Data items
▽
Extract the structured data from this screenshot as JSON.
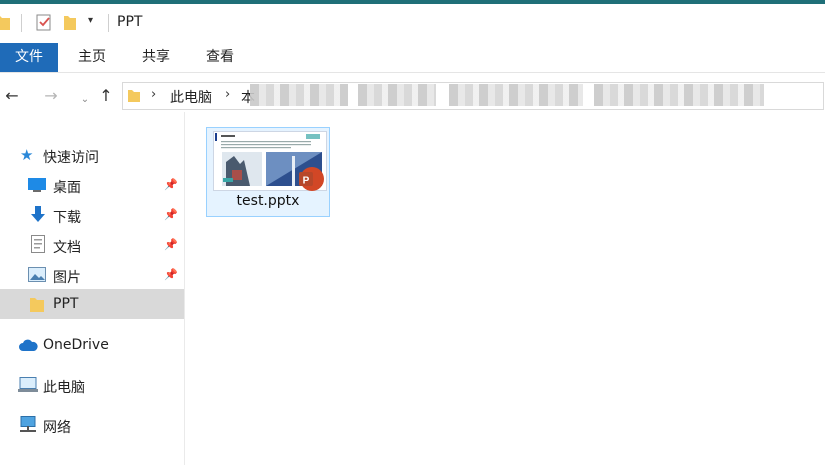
{
  "window": {
    "title": "PPT"
  },
  "ribbon": {
    "tabs": [
      "文件",
      "主页",
      "共享",
      "查看"
    ]
  },
  "address": {
    "segments": [
      "此电脑",
      "本"
    ]
  },
  "sidebar": {
    "quick_access_label": "快速访问",
    "items": [
      {
        "label": "桌面",
        "pinned": true
      },
      {
        "label": "下载",
        "pinned": true
      },
      {
        "label": "文档",
        "pinned": true
      },
      {
        "label": "图片",
        "pinned": true
      },
      {
        "label": "PPT",
        "pinned": false,
        "selected": true
      }
    ],
    "onedrive_label": "OneDrive",
    "this_pc_label": "此电脑",
    "network_label": "网络"
  },
  "files": [
    {
      "name": "test.pptx",
      "icon": "powerpoint-icon"
    }
  ],
  "colors": {
    "accent": "#1f6f78",
    "file_tab": "#1f6bb8",
    "selection": "#e5f3ff",
    "selection_border": "#99d1ff",
    "powerpoint": "#d24726",
    "folder": "#f4c95d"
  }
}
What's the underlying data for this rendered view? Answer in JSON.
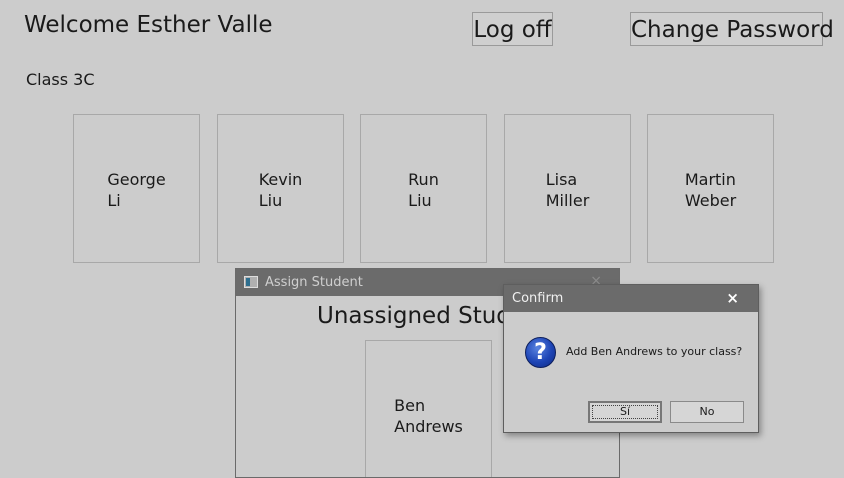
{
  "header": {
    "welcome": "Welcome Esther Valle",
    "log_off_label": "Log off",
    "change_password_label": "Change Password"
  },
  "class_label": "Class 3C",
  "students": [
    {
      "first": "George",
      "last": "Li"
    },
    {
      "first": "Kevin",
      "last": "Liu"
    },
    {
      "first": "Run",
      "last": "Liu"
    },
    {
      "first": "Lisa",
      "last": "Miller"
    },
    {
      "first": "Martin",
      "last": "Weber"
    }
  ],
  "assign_window": {
    "title": "Assign Student",
    "close_glyph": "×",
    "heading": "Unassigned Students",
    "students": [
      {
        "first": "Ben",
        "last": "Andrews"
      }
    ]
  },
  "confirm_dialog": {
    "title": "Confirm",
    "close_glyph": "×",
    "icon": "question-icon",
    "icon_glyph": "?",
    "message": "Add Ben Andrews to your class?",
    "yes_label": "Sí",
    "no_label": "No"
  },
  "colors": {
    "background": "#cccccc",
    "titlebar": "#6b6b6b",
    "question_icon": "#1d44b5"
  }
}
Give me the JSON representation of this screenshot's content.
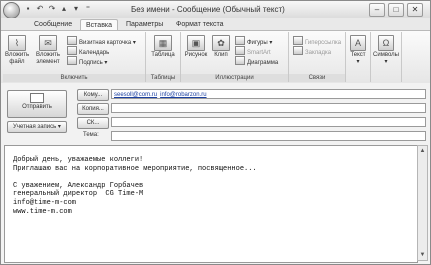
{
  "window": {
    "title": "Без имени - Сообщение (Обычный текст)",
    "controls": [
      "–",
      "□",
      "✕"
    ]
  },
  "quick_access": [
    "save-icon",
    "undo-icon",
    "redo-icon",
    "arrow-up-icon",
    "arrow-down-icon",
    "dropdown-icon"
  ],
  "tabs": [
    {
      "label": "Сообщение",
      "active": false
    },
    {
      "label": "Вставка",
      "active": true
    },
    {
      "label": "Параметры",
      "active": false
    },
    {
      "label": "Формат текста",
      "active": false
    }
  ],
  "ribbon": {
    "include": {
      "label": "Включить",
      "attach_file": "Вложить файл",
      "attach_item": "Вложить элемент",
      "business_card": "Визитная карточка",
      "calendar": "Календарь",
      "signature": "Подпись"
    },
    "tables": {
      "label": "Таблицы",
      "table": "Таблица"
    },
    "illustrations": {
      "label": "Иллюстрации",
      "picture": "Рисунок",
      "clip": "Клип",
      "shapes": "Фигуры",
      "smartart": "SmartArt",
      "chart": "Диаграмма"
    },
    "links": {
      "label": "Связи",
      "hyperlink": "Гиперссылка",
      "bookmark": "Закладка"
    },
    "text": {
      "label": "Текст"
    },
    "symbols": {
      "label": "Символы"
    }
  },
  "compose": {
    "send": "Отправить",
    "account": "Учетная запись",
    "to_button": "Кому...",
    "cc_button": "Копия...",
    "bcc_button": "СК...",
    "subject_label": "Тема:",
    "to_recipients": [
      "seesoll@com.ru",
      "info@robarzon.ru"
    ],
    "cc_value": "",
    "bcc_value": "",
    "subject_value": ""
  },
  "body_lines": [
    "Добрый день, уважаемые коллеги!",
    "Приглашаю вас на корпоративное мероприятие, посвященное...",
    "",
    "С уважением, Александр Горбачев",
    "генеральный директор  CG Time-M",
    "info@time-m-com",
    "www.time-m.com"
  ]
}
△
» **Your goal**: Of the lines in the entries, how many include the word "powerpoint"? State only the number.

» **Answer to this exercise**: 2